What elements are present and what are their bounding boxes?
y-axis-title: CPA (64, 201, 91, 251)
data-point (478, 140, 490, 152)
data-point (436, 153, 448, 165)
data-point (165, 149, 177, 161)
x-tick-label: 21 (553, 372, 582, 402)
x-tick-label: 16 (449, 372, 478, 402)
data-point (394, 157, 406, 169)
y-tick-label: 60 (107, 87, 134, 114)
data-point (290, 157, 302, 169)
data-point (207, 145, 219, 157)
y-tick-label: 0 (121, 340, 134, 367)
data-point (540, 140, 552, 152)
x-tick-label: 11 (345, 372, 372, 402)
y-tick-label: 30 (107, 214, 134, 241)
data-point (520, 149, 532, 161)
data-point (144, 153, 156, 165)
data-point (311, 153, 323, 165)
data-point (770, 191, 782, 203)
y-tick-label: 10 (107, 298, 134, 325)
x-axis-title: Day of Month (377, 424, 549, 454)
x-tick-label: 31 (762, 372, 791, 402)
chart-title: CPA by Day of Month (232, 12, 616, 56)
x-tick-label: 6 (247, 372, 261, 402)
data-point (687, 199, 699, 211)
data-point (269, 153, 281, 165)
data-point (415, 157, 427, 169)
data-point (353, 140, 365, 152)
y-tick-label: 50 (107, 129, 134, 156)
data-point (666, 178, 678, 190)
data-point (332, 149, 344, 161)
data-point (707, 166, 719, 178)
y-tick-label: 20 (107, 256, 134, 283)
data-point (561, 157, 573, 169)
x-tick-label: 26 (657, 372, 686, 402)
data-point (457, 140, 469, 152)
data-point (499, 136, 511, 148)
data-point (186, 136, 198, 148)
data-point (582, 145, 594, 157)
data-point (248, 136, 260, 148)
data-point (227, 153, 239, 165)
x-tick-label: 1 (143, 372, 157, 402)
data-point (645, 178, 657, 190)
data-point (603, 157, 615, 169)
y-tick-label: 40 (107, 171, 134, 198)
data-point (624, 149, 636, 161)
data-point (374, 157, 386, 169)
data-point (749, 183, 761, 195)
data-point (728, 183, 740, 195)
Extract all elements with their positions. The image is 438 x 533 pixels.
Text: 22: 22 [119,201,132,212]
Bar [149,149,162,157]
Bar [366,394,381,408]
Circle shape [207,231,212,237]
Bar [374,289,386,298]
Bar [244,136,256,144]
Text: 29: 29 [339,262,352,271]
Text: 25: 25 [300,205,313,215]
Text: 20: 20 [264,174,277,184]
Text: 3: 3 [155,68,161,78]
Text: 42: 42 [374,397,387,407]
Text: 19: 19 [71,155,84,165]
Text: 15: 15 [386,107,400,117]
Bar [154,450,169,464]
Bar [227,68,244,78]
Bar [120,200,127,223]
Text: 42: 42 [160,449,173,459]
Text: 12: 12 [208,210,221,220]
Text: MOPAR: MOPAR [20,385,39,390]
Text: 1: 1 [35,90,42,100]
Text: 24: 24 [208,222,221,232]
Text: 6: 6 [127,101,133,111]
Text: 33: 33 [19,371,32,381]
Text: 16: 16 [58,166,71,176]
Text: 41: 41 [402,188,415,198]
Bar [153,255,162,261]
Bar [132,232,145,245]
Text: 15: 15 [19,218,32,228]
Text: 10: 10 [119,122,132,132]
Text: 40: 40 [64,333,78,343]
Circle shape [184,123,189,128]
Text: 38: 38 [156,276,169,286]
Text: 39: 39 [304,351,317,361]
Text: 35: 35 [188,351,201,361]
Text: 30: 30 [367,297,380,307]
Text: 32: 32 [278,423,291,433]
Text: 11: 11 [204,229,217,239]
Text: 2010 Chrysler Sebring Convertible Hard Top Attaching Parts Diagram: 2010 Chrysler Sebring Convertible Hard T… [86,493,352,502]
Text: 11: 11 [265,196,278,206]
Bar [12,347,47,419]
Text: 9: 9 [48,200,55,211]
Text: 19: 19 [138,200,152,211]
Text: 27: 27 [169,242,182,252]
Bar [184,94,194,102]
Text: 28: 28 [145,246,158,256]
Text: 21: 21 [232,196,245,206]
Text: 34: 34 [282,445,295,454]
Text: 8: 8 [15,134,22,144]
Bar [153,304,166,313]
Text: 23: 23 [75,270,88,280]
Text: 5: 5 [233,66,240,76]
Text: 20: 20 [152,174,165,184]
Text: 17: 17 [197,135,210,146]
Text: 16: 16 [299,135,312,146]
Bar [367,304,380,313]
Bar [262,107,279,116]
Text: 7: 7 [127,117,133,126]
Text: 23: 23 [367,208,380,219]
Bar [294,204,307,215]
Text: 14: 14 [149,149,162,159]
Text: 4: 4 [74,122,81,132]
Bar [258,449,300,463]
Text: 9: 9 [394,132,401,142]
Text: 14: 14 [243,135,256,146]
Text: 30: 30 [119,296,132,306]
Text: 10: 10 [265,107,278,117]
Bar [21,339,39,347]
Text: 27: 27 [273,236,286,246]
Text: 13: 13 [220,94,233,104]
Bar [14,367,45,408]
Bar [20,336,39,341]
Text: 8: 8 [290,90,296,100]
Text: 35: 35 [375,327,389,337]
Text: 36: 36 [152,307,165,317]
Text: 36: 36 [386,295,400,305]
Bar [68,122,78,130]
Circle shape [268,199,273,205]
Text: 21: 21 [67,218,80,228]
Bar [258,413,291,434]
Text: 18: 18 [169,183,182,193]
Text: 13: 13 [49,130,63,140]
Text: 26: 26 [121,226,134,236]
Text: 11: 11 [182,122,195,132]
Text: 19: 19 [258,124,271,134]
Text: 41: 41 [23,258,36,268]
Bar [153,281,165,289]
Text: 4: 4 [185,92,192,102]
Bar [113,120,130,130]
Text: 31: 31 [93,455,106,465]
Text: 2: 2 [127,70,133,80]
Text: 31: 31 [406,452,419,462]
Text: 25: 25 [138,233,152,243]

== Task requirements ==
Copy out the entire listing above, line by line, keeping every character unchanged.

== Result of this task ==
What elements are present and what are their bounding boxes?
y-axis-title: CPA (64, 201, 91, 251)
data-point (478, 140, 490, 152)
data-point (436, 153, 448, 165)
data-point (165, 149, 177, 161)
x-tick-label: 21 (553, 372, 582, 402)
x-tick-label: 16 (449, 372, 478, 402)
data-point (394, 157, 406, 169)
y-tick-label: 60 (107, 87, 134, 114)
data-point (290, 157, 302, 169)
data-point (207, 145, 219, 157)
y-tick-label: 0 (121, 340, 134, 367)
data-point (540, 140, 552, 152)
x-tick-label: 11 (345, 372, 372, 402)
y-tick-label: 30 (107, 214, 134, 241)
data-point (520, 149, 532, 161)
data-point (144, 153, 156, 165)
data-point (311, 153, 323, 165)
data-point (770, 191, 782, 203)
y-tick-label: 10 (107, 298, 134, 325)
x-axis-title: Day of Month (377, 424, 549, 454)
x-tick-label: 31 (762, 372, 791, 402)
chart-title: CPA by Day of Month (232, 12, 616, 56)
x-tick-label: 6 (247, 372, 261, 402)
data-point (687, 199, 699, 211)
data-point (269, 153, 281, 165)
data-point (415, 157, 427, 169)
data-point (353, 140, 365, 152)
y-tick-label: 50 (107, 129, 134, 156)
data-point (666, 178, 678, 190)
data-point (332, 149, 344, 161)
data-point (707, 166, 719, 178)
y-tick-label: 20 (107, 256, 134, 283)
data-point (561, 157, 573, 169)
x-tick-label: 26 (657, 372, 686, 402)
data-point (457, 140, 469, 152)
data-point (499, 136, 511, 148)
data-point (186, 136, 198, 148)
data-point (582, 145, 594, 157)
data-point (248, 136, 260, 148)
data-point (227, 153, 239, 165)
x-tick-label: 1 (143, 372, 157, 402)
data-point (645, 178, 657, 190)
data-point (603, 157, 615, 169)
y-tick-label: 40 (107, 171, 134, 198)
data-point (624, 149, 636, 161)
data-point (374, 157, 386, 169)
data-point (749, 183, 761, 195)
data-point (728, 183, 740, 195)
Extract all elements with their positions. The image is 438 x 533 pixels.
Text: 22: 22 [119,201,132,212]
Bar [149,149,162,157]
Bar [366,394,381,408]
Circle shape [207,231,212,237]
Bar [374,289,386,298]
Bar [244,136,256,144]
Text: 29: 29 [339,262,352,271]
Text: 25: 25 [300,205,313,215]
Text: 20: 20 [264,174,277,184]
Text: 3: 3 [155,68,161,78]
Text: 42: 42 [374,397,387,407]
Text: 19: 19 [71,155,84,165]
Text: 15: 15 [386,107,400,117]
Bar [154,450,169,464]
Bar [227,68,244,78]
Bar [120,200,127,223]
Text: 42: 42 [160,449,173,459]
Text: 12: 12 [208,210,221,220]
Text: MOPAR: MOPAR [20,385,39,390]
Text: 1: 1 [35,90,42,100]
Text: 24: 24 [208,222,221,232]
Text: 6: 6 [127,101,133,111]
Text: 33: 33 [19,371,32,381]
Text: 16: 16 [58,166,71,176]
Text: 41: 41 [402,188,415,198]
Bar [153,255,162,261]
Bar [132,232,145,245]
Text: 15: 15 [19,218,32,228]
Text: 10: 10 [119,122,132,132]
Text: 40: 40 [64,333,78,343]
Circle shape [184,123,189,128]
Text: 38: 38 [156,276,169,286]
Text: 39: 39 [304,351,317,361]
Text: 35: 35 [188,351,201,361]
Text: 30: 30 [367,297,380,307]
Text: 32: 32 [278,423,291,433]
Text: 11: 11 [204,229,217,239]
Text: 2010 Chrysler Sebring Convertible Hard Top Attaching Parts Diagram: 2010 Chrysler Sebring Convertible Hard T… [86,493,352,502]
Text: 11: 11 [265,196,278,206]
Bar [12,347,47,419]
Text: 9: 9 [48,200,55,211]
Text: 19: 19 [138,200,152,211]
Text: 27: 27 [169,242,182,252]
Bar [184,94,194,102]
Text: 28: 28 [145,246,158,256]
Text: 21: 21 [232,196,245,206]
Text: 34: 34 [282,445,295,454]
Text: 8: 8 [15,134,22,144]
Bar [153,304,166,313]
Text: 23: 23 [75,270,88,280]
Text: 5: 5 [233,66,240,76]
Text: 20: 20 [152,174,165,184]
Text: 17: 17 [197,135,210,146]
Text: 16: 16 [299,135,312,146]
Bar [367,304,380,313]
Bar [262,107,279,116]
Text: 7: 7 [127,117,133,126]
Text: 23: 23 [367,208,380,219]
Bar [294,204,307,215]
Text: 14: 14 [149,149,162,159]
Text: 4: 4 [74,122,81,132]
Bar [258,449,300,463]
Text: 9: 9 [394,132,401,142]
Text: 14: 14 [243,135,256,146]
Text: 30: 30 [119,296,132,306]
Text: 10: 10 [265,107,278,117]
Bar [21,339,39,347]
Text: 27: 27 [273,236,286,246]
Text: 13: 13 [220,94,233,104]
Bar [14,367,45,408]
Bar [20,336,39,341]
Text: 8: 8 [290,90,296,100]
Text: 35: 35 [375,327,389,337]
Text: 36: 36 [152,307,165,317]
Text: 36: 36 [386,295,400,305]
Bar [68,122,78,130]
Circle shape [268,199,273,205]
Text: 21: 21 [67,218,80,228]
Bar [258,413,291,434]
Text: 18: 18 [169,183,182,193]
Text: 13: 13 [49,130,63,140]
Text: 26: 26 [121,226,134,236]
Text: 11: 11 [182,122,195,132]
Text: 19: 19 [258,124,271,134]
Text: 41: 41 [23,258,36,268]
Bar [153,281,165,289]
Text: 4: 4 [185,92,192,102]
Bar [113,120,130,130]
Text: 31: 31 [93,455,106,465]
Text: 2: 2 [127,70,133,80]
Text: 31: 31 [406,452,419,462]
Text: 25: 25 [138,233,152,243]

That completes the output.